WHAT IS ASKED
State only how many lines contain the string "follows".

INPUT
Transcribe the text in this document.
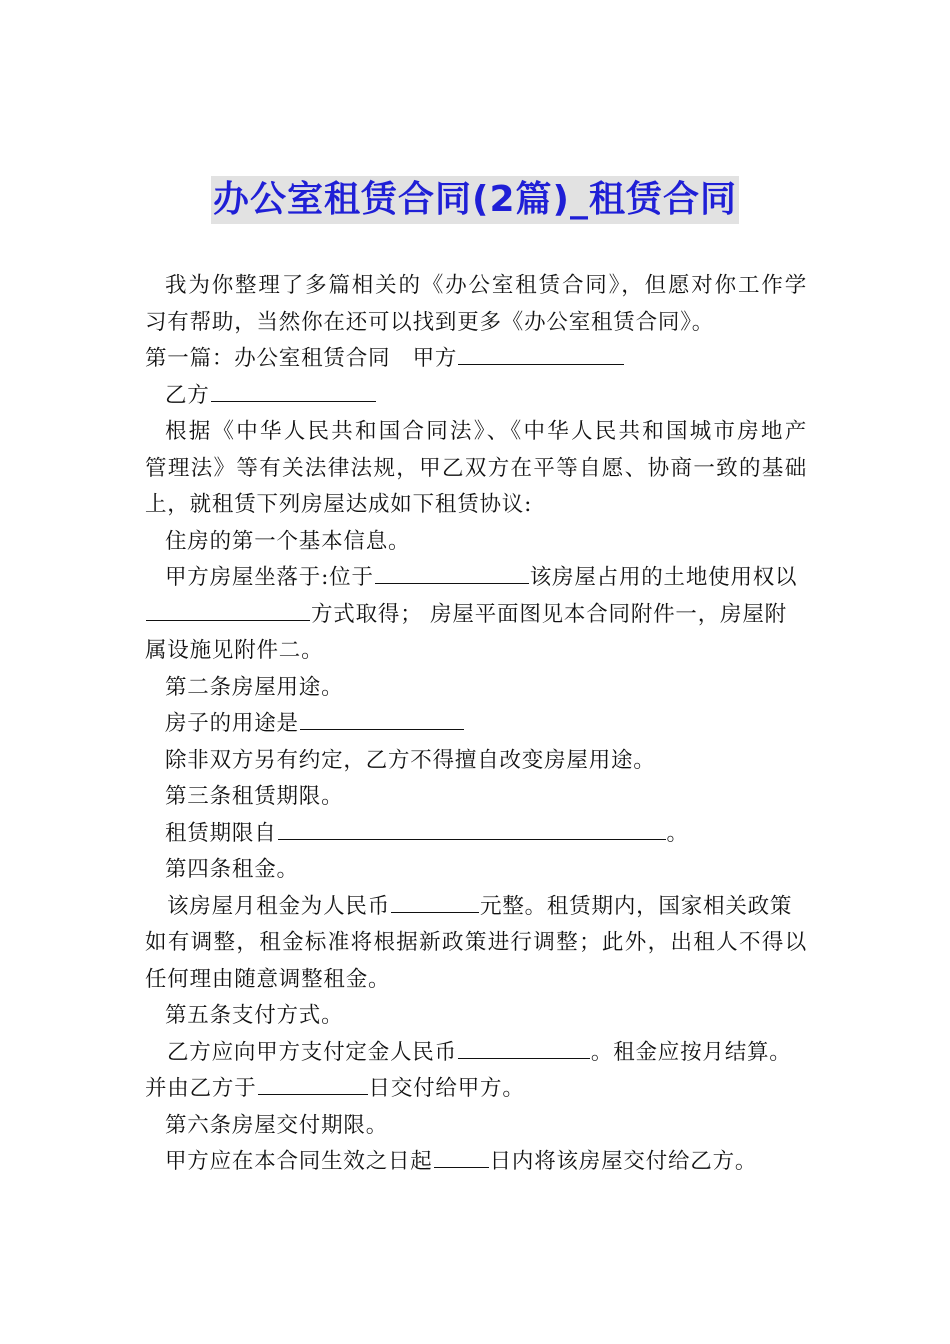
办公室租赁合同(2篇)_租赁合同
我为你整理了多篇相关的《办公室租赁合同》，但愿对你工作学
习有帮助，当然你在还可以找到更多《办公室租赁合同》。
第一篇：办公室租赁合同　甲方
乙方
根据《中华人民共和国合同法》、《中华人民共和国城市房地产
管理法》等有关法律法规，甲乙双方在平等自愿、协商一致的基础
上，就租赁下列房屋达成如下租赁协议:
住房的第一个基本信息。
甲方房屋坐落于:位于	该房屋占用的土地使用权以
方式取得； 房屋平面图见本合同附件一，房屋附
属设施见附件二。
第二条房屋用途。
房子的用途是
除非双方另有约定，乙方不得擅自改变房屋用途。
第三条租赁期限。
租赁期限自	。
第四条租金。
该房屋月租金为人民币	元整。租赁期内，国家相关政策
如有调整，租金标准将根据新政策进行调整；此外，出租人不得以
任何理由随意调整租金。
第五条支付方式。
乙方应向甲方支付定金人民币	。租金应按月结算。
并由乙方于	日交付给甲方。
第六条房屋交付期限。
甲方应在本合同生效之日起	日内将该房屋交付给乙方。
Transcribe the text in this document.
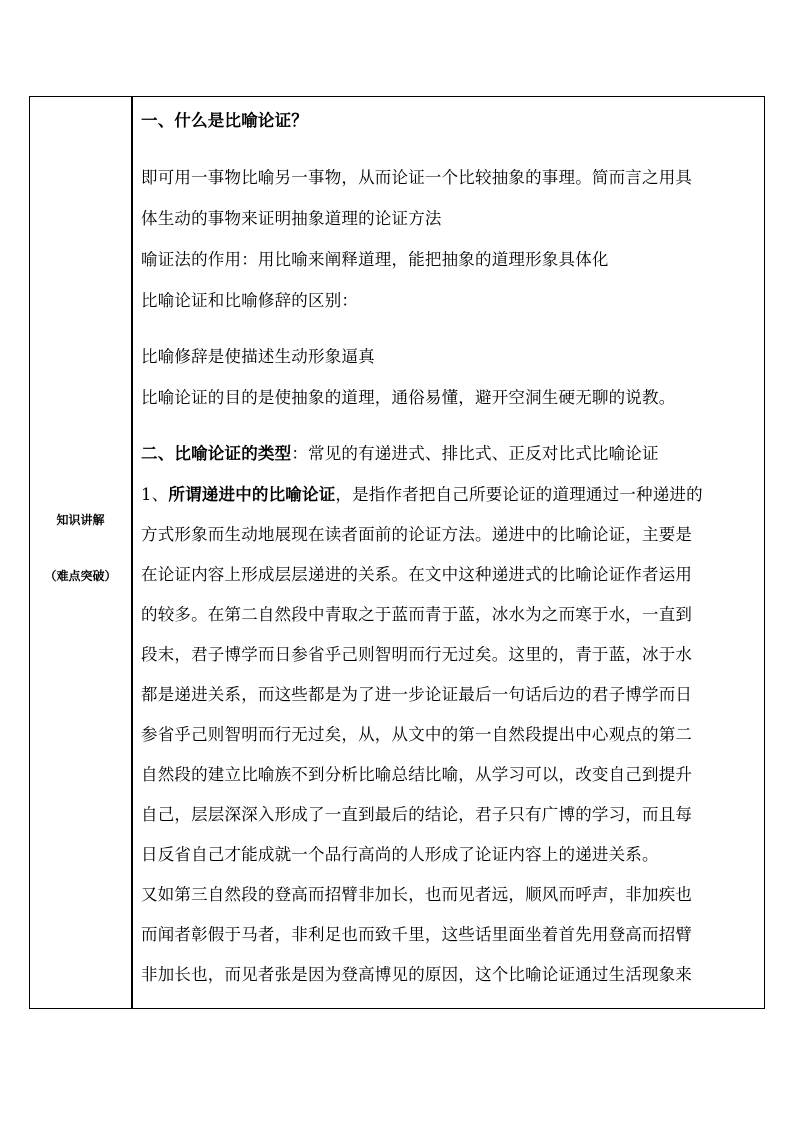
知识讲解
（难点突破）
一、什么是比喻论证？
即可用一事物比喻另一事物，从而论证一个比较抽象的事理。简而言之用具
体生动的事物来证明抽象道理的论证方法
喻证法的作用：用比喻来阐释道理，能把抽象的道理形象具体化
比喻论证和比喻修辞的区别：
比喻修辞是使描述生动形象逼真
比喻论证的目的是使抽象的道理，通俗易懂，避开空洞生硬无聊的说教。
二、比喻论证的类型：常见的有递进式、排比式、正反对比式比喻论证
1、所谓递进中的比喻论证，是指作者把自己所要论证的道理通过一种递进的
方式形象而生动地展现在读者面前的论证方法。递进中的比喻论证，主要是
在论证内容上形成层层递进的关系。在文中这种递进式的比喻论证作者运用
的较多。在第二自然段中青取之于蓝而青于蓝，冰水为之而寒于水，一直到
段末，君子博学而日参省乎己则智明而行无过矣。这里的，青于蓝，冰于水
都是递进关系，而这些都是为了进一步论证最后一句话后边的君子博学而日
参省乎己则智明而行无过矣，从，从文中的第一自然段提出中心观点的第二
自然段的建立比喻族不到分析比喻总结比喻，从学习可以，改变自己到提升
自己，层层深深入形成了一直到最后的结论，君子只有广博的学习，而且每
日反省自己才能成就一个品行高尚的人形成了论证内容上的递进关系。
又如第三自然段的登高而招臂非加长，也而见者远，顺风而呼声，非加疾也
而闻者彰假于马者，非利足也而致千里，这些话里面坐着首先用登高而招臂
非加长也，而见者张是因为登高博见的原因，这个比喻论证通过生活现象来
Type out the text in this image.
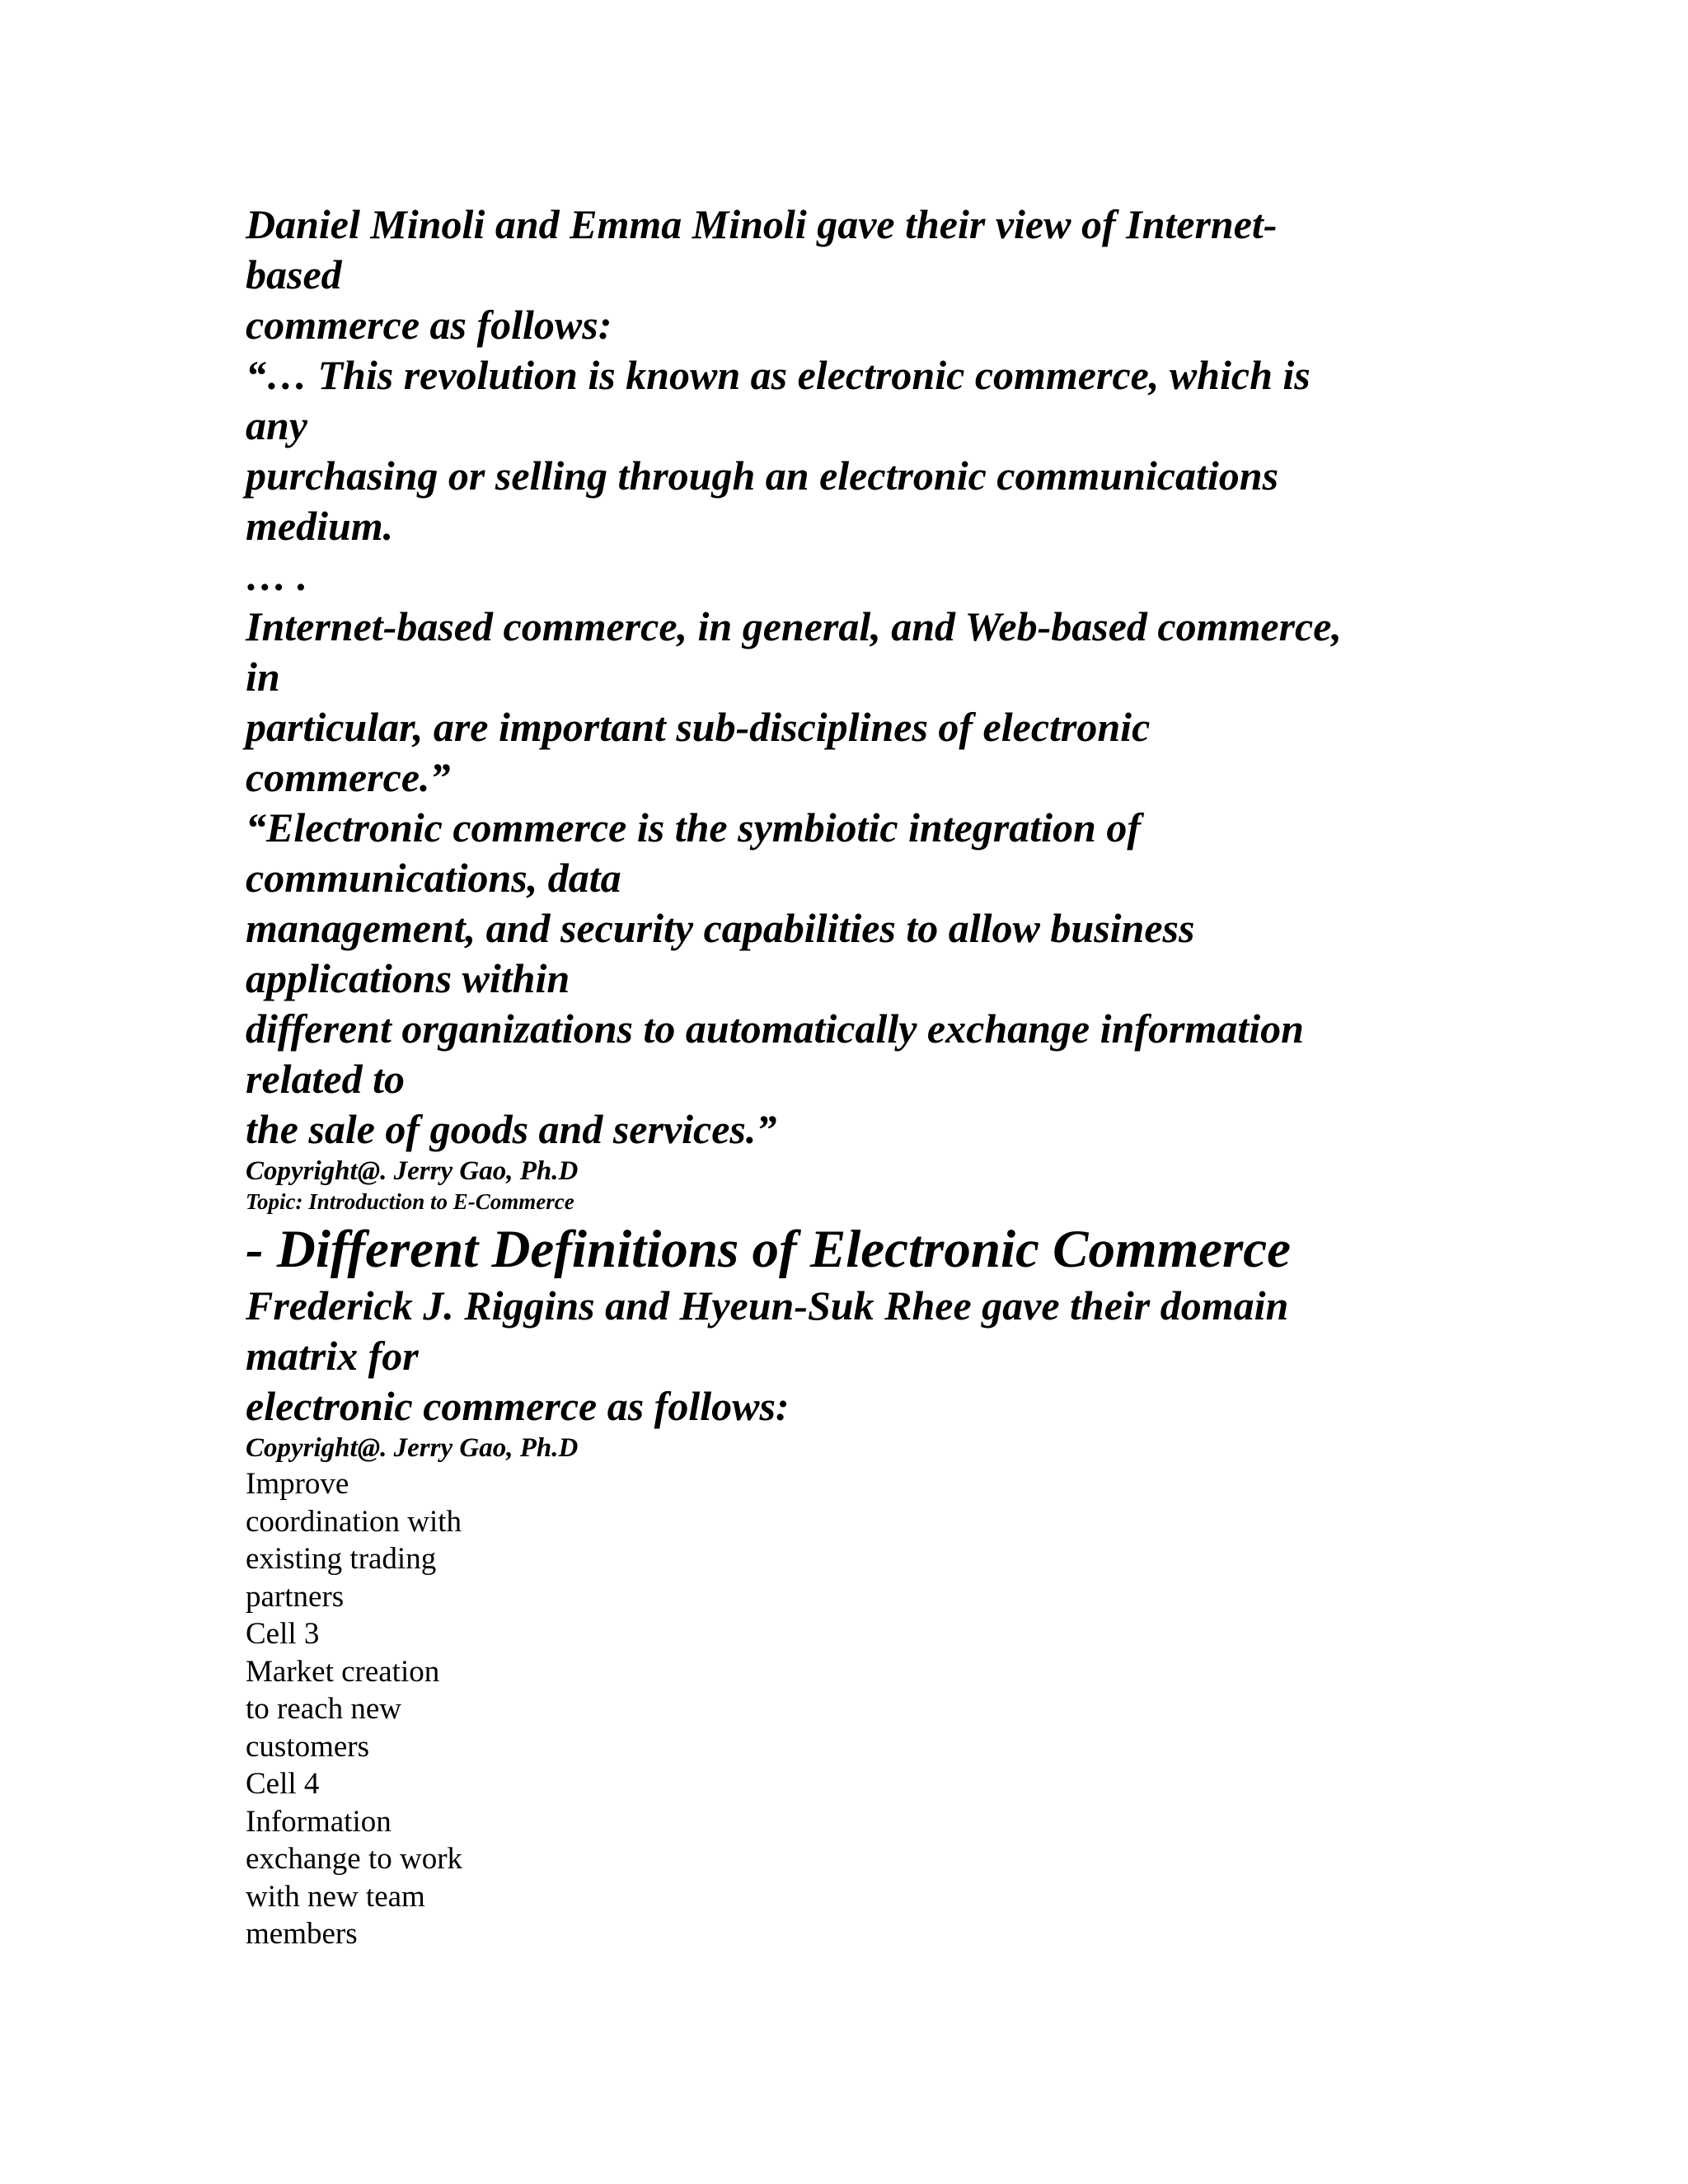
Daniel Minoli and Emma Minoli gave their view of Internet-
based
commerce as follows:
“… This revolution is known as electronic commerce, which is
any
purchasing or selling through an electronic communications
medium.
… .
Internet-based commerce, in general, and Web-based commerce,
in
particular, are important sub-disciplines of electronic
commerce.”
“Electronic commerce is the symbiotic integration of
communications, data
management, and security capabilities to allow business
applications within
different organizations to automatically exchange information
related to
the sale of goods and services.”
Copyright@. Jerry Gao, Ph.D
Topic: Introduction to E-Commerce
- Different Definitions of Electronic Commerce
Frederick J. Riggins and Hyeun-Suk Rhee gave their domain
matrix for
electronic commerce as follows:
Copyright@. Jerry Gao, Ph.D
Improve
coordination with
existing trading
partners
Cell 3
Market creation
to reach new
customers
Cell 4
Information
exchange to work
with new team
members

THE COMPLETED TASK
2